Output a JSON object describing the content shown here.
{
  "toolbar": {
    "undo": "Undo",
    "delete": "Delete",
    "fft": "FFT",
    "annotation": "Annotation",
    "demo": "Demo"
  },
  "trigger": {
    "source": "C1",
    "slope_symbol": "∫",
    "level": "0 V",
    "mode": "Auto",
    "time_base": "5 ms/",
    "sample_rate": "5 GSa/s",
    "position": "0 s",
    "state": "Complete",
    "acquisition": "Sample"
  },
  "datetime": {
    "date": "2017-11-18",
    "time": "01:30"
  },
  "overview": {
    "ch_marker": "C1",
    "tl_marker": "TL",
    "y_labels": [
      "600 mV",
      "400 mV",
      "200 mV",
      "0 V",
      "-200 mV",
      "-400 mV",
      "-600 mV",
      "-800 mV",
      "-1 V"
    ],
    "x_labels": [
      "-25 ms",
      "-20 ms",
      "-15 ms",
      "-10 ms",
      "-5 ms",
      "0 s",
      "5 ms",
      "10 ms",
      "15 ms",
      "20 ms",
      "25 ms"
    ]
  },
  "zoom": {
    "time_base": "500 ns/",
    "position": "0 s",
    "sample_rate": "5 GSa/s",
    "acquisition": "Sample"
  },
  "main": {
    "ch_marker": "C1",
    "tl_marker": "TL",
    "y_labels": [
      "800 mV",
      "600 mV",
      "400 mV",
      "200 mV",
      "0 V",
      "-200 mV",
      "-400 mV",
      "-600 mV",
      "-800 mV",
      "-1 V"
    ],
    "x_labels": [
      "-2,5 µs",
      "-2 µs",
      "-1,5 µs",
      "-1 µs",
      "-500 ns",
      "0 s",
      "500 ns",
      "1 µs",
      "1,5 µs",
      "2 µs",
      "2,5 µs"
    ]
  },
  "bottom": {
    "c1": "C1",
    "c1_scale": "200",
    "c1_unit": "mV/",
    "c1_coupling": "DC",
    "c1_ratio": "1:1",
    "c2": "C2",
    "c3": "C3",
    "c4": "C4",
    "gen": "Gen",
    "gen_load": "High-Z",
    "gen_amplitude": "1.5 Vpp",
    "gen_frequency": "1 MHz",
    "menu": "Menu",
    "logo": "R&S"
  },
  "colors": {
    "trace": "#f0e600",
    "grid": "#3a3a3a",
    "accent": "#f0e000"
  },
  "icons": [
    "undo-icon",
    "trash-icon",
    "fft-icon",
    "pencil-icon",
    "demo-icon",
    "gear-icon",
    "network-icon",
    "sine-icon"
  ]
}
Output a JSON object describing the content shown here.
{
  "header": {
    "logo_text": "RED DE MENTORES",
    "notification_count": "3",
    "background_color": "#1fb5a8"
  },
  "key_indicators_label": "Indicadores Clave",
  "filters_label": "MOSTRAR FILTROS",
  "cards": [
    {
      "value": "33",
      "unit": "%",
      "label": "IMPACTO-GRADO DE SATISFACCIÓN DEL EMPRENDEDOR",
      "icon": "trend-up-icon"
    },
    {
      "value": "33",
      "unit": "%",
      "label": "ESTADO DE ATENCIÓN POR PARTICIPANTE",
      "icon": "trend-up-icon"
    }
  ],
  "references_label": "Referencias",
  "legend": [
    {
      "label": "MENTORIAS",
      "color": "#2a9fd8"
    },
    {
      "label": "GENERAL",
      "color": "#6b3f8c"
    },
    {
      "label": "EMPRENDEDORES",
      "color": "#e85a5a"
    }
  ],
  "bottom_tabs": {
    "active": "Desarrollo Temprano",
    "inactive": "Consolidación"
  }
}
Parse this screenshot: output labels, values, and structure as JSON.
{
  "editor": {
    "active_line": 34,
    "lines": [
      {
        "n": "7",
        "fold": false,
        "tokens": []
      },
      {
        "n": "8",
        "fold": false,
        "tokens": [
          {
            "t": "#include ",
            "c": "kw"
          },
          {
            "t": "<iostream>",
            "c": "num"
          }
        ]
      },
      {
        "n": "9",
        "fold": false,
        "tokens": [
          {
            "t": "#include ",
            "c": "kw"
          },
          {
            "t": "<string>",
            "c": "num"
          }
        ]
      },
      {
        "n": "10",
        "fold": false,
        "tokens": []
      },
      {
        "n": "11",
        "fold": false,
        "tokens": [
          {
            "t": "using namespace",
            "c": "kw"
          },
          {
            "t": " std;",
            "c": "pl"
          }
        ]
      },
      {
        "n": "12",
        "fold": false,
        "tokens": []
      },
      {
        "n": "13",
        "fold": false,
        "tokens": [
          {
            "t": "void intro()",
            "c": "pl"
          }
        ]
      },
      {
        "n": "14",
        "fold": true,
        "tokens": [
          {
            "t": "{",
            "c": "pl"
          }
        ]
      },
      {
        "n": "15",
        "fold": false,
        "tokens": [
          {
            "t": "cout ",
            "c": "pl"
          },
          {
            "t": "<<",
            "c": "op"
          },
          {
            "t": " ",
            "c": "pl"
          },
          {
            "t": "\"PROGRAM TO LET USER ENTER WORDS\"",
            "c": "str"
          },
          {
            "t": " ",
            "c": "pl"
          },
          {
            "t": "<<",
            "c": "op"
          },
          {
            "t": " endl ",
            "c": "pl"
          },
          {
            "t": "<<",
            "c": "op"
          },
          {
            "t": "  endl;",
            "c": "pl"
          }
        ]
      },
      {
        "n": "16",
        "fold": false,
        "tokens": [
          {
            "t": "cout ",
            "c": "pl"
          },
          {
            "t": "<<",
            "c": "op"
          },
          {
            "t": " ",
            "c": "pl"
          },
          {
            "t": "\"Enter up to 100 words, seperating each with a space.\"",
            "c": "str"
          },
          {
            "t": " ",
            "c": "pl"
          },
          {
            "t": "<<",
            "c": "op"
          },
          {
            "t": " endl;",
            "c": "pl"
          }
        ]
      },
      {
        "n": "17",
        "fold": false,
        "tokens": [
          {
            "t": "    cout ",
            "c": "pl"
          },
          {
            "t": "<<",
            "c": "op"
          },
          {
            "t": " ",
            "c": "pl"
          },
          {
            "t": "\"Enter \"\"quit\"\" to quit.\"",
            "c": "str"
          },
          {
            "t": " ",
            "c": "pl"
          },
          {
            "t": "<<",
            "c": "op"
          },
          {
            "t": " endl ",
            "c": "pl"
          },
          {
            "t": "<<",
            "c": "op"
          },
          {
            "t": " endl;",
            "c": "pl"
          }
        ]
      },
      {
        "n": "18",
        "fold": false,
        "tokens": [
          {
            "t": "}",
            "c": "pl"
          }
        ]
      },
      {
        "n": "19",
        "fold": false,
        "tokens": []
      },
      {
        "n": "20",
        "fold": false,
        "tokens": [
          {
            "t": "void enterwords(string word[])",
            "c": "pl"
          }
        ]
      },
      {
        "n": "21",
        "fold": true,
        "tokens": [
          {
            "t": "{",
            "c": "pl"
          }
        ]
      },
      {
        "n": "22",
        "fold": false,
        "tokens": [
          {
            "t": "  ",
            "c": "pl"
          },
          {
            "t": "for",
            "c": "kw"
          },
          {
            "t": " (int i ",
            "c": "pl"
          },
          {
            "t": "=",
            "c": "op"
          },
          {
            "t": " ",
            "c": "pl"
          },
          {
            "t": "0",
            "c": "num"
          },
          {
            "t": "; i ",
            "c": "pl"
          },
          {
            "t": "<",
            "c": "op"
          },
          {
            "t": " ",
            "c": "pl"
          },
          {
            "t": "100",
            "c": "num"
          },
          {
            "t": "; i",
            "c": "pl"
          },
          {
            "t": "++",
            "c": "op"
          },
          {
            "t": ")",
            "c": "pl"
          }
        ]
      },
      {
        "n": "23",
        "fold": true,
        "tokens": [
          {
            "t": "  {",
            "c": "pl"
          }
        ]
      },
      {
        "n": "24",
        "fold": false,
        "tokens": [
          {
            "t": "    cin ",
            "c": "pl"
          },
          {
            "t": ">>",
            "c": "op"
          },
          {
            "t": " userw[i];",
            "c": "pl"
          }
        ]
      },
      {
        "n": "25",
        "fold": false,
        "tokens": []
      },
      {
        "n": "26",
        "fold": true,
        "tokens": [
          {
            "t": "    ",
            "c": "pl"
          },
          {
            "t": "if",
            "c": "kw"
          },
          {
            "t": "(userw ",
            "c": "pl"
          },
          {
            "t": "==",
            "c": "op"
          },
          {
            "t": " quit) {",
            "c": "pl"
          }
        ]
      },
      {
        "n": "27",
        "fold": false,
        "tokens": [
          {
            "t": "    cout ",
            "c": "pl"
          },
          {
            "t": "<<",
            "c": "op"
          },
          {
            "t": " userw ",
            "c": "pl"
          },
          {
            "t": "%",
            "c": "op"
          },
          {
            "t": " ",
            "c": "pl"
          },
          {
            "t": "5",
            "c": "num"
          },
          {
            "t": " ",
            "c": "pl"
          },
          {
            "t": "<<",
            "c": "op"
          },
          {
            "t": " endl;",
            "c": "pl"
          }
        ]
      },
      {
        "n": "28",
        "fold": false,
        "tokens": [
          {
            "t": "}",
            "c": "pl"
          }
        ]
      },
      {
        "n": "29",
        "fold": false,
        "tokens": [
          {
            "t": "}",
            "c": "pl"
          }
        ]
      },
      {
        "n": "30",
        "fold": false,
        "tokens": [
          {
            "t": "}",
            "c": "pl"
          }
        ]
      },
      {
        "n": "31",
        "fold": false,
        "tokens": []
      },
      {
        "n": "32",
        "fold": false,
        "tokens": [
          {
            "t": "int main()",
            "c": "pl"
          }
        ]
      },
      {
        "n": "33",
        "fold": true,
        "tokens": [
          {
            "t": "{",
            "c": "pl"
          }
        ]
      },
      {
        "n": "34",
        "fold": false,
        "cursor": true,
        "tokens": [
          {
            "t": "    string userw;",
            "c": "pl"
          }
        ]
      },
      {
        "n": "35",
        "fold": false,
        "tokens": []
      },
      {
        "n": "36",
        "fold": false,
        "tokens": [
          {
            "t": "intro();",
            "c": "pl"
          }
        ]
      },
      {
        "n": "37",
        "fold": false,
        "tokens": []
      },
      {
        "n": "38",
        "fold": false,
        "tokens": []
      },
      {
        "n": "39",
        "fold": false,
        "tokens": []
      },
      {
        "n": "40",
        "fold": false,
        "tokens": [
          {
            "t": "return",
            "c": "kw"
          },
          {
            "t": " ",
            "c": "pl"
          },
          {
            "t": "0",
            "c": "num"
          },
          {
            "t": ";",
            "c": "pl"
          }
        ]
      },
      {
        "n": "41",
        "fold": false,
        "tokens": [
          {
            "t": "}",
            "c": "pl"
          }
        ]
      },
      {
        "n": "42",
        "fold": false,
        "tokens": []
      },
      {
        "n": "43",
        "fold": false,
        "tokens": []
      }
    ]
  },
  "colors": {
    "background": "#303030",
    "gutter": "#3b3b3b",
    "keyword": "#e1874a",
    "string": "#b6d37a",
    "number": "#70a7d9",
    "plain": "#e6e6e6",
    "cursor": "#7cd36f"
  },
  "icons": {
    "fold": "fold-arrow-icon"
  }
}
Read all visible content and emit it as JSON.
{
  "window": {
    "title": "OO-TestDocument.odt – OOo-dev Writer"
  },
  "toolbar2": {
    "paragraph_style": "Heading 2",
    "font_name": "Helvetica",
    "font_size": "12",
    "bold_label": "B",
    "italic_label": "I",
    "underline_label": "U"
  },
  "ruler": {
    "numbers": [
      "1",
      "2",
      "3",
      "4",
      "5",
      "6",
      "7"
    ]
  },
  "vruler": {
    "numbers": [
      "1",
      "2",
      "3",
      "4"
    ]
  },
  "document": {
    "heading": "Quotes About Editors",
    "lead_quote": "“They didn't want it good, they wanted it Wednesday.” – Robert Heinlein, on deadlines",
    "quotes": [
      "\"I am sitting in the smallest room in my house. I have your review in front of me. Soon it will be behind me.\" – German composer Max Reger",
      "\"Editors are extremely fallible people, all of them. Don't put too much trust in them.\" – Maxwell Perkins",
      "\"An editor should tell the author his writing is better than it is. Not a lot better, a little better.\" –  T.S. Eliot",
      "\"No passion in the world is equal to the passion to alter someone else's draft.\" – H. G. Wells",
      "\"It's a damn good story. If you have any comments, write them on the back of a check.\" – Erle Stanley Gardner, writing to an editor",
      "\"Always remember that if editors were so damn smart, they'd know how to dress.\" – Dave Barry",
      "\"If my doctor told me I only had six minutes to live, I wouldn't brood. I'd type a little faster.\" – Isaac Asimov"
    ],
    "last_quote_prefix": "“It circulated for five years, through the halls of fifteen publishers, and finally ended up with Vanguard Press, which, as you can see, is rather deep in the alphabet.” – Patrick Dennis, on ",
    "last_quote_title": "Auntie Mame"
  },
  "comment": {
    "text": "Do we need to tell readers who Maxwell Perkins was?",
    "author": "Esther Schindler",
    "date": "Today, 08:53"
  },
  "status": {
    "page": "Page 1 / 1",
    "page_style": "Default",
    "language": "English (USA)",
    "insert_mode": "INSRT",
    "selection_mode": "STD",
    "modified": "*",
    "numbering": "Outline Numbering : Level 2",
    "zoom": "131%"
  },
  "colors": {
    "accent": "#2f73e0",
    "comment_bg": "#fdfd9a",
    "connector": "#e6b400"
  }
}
______
- PROBLEM TO SOLVE
Every line in the data that holds "them" should be copied out.

- SOLUTION TO THIS TASK
      "\"Editors are extremely fallible people, all of them. Don't put too much trust in them.\" – Maxwell Perkins",
      "\"It's a damn good story. If you have any comments, write them on the back of a check.\" – Erle Stanley Gardner, writing to an editor",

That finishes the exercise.